Can you transcribe every record below exactly as it appears?

Data records:
-- START --
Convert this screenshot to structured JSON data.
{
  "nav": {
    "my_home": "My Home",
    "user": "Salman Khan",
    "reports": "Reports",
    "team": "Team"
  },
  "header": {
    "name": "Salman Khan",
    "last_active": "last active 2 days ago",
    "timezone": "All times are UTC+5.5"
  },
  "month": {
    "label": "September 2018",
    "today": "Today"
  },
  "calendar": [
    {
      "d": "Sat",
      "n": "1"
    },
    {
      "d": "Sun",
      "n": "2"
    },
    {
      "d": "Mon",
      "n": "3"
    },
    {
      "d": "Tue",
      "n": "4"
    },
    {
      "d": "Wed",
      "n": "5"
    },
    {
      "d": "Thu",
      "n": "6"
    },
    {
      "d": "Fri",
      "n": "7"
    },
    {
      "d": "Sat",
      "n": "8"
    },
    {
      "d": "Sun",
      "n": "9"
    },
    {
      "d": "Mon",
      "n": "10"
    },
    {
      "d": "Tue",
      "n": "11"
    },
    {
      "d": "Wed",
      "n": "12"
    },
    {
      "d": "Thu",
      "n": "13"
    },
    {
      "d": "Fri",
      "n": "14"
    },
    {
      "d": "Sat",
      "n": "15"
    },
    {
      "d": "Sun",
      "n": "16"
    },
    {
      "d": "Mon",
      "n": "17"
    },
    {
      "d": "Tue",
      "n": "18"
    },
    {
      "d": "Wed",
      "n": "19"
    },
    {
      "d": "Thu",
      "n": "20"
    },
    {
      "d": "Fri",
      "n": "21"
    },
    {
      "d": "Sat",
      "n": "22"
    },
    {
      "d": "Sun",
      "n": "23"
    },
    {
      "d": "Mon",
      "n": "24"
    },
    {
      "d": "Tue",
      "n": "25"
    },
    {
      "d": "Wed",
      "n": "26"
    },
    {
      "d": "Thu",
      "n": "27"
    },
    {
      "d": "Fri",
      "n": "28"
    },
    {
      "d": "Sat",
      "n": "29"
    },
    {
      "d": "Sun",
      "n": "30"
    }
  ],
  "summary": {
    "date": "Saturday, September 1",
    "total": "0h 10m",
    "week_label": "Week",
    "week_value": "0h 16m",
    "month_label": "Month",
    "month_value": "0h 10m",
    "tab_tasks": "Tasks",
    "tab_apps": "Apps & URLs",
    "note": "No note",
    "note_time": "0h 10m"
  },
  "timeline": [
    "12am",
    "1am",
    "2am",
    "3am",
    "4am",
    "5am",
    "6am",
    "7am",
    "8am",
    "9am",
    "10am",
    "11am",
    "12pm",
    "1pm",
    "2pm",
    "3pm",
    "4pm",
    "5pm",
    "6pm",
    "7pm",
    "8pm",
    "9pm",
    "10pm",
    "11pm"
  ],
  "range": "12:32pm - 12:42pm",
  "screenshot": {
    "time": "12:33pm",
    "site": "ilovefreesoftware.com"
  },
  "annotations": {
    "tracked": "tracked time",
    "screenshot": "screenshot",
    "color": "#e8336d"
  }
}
-- END --
#### Exercise response
Convert this screenshot to structured JSON data.
{
  "nav": {
    "my_home": "My Home",
    "user": "Salman Khan",
    "reports": "Reports",
    "team": "Team"
  },
  "header": {
    "name": "Salman Khan",
    "last_active": "last active 2 days ago",
    "timezone": "All times are UTC+5.5"
  },
  "month": {
    "label": "September 2018",
    "today": "Today"
  },
  "calendar": [
    {
      "d": "Sat",
      "n": "1"
    },
    {
      "d": "Sun",
      "n": "2"
    },
    {
      "d": "Mon",
      "n": "3"
    },
    {
      "d": "Tue",
      "n": "4"
    },
    {
      "d": "Wed",
      "n": "5"
    },
    {
      "d": "Thu",
      "n": "6"
    },
    {
      "d": "Fri",
      "n": "7"
    },
    {
      "d": "Sat",
      "n": "8"
    },
    {
      "d": "Sun",
      "n": "9"
    },
    {
      "d": "Mon",
      "n": "10"
    },
    {
      "d": "Tue",
      "n": "11"
    },
    {
      "d": "Wed",
      "n": "12"
    },
    {
      "d": "Thu",
      "n": "13"
    },
    {
      "d": "Fri",
      "n": "14"
    },
    {
      "d": "Sat",
      "n": "15"
    },
    {
      "d": "Sun",
      "n": "16"
    },
    {
      "d": "Mon",
      "n": "17"
    },
    {
      "d": "Tue",
      "n": "18"
    },
    {
      "d": "Wed",
      "n": "19"
    },
    {
      "d": "Thu",
      "n": "20"
    },
    {
      "d": "Fri",
      "n": "21"
    },
    {
      "d": "Sat",
      "n": "22"
    },
    {
      "d": "Sun",
      "n": "23"
    },
    {
      "d": "Mon",
      "n": "24"
    },
    {
      "d": "Tue",
      "n": "25"
    },
    {
      "d": "Wed",
      "n": "26"
    },
    {
      "d": "Thu",
      "n": "27"
    },
    {
      "d": "Fri",
      "n": "28"
    },
    {
      "d": "Sat",
      "n": "29"
    },
    {
      "d": "Sun",
      "n": "30"
    }
  ],
  "summary": {
    "date": "Saturday, September 1",
    "total": "0h 10m",
    "week_label": "Week",
    "week_value": "0h 16m",
    "month_label": "Month",
    "month_value": "0h 10m",
    "tab_tasks": "Tasks",
    "tab_apps": "Apps & URLs",
    "note": "No note",
    "note_time": "0h 10m"
  },
  "timeline": [
    "12am",
    "1am",
    "2am",
    "3am",
    "4am",
    "5am",
    "6am",
    "7am",
    "8am",
    "9am",
    "10am",
    "11am",
    "12pm",
    "1pm",
    "2pm",
    "3pm",
    "4pm",
    "5pm",
    "6pm",
    "7pm",
    "8pm",
    "9pm",
    "10pm",
    "11pm"
  ],
  "range": "12:32pm - 12:42pm",
  "screenshot": {
    "time": "12:33pm",
    "site": "ilovefreesoftware.com"
  },
  "annotations": {
    "tracked": "tracked time",
    "screenshot": "screenshot",
    "color": "#e8336d"
  }
}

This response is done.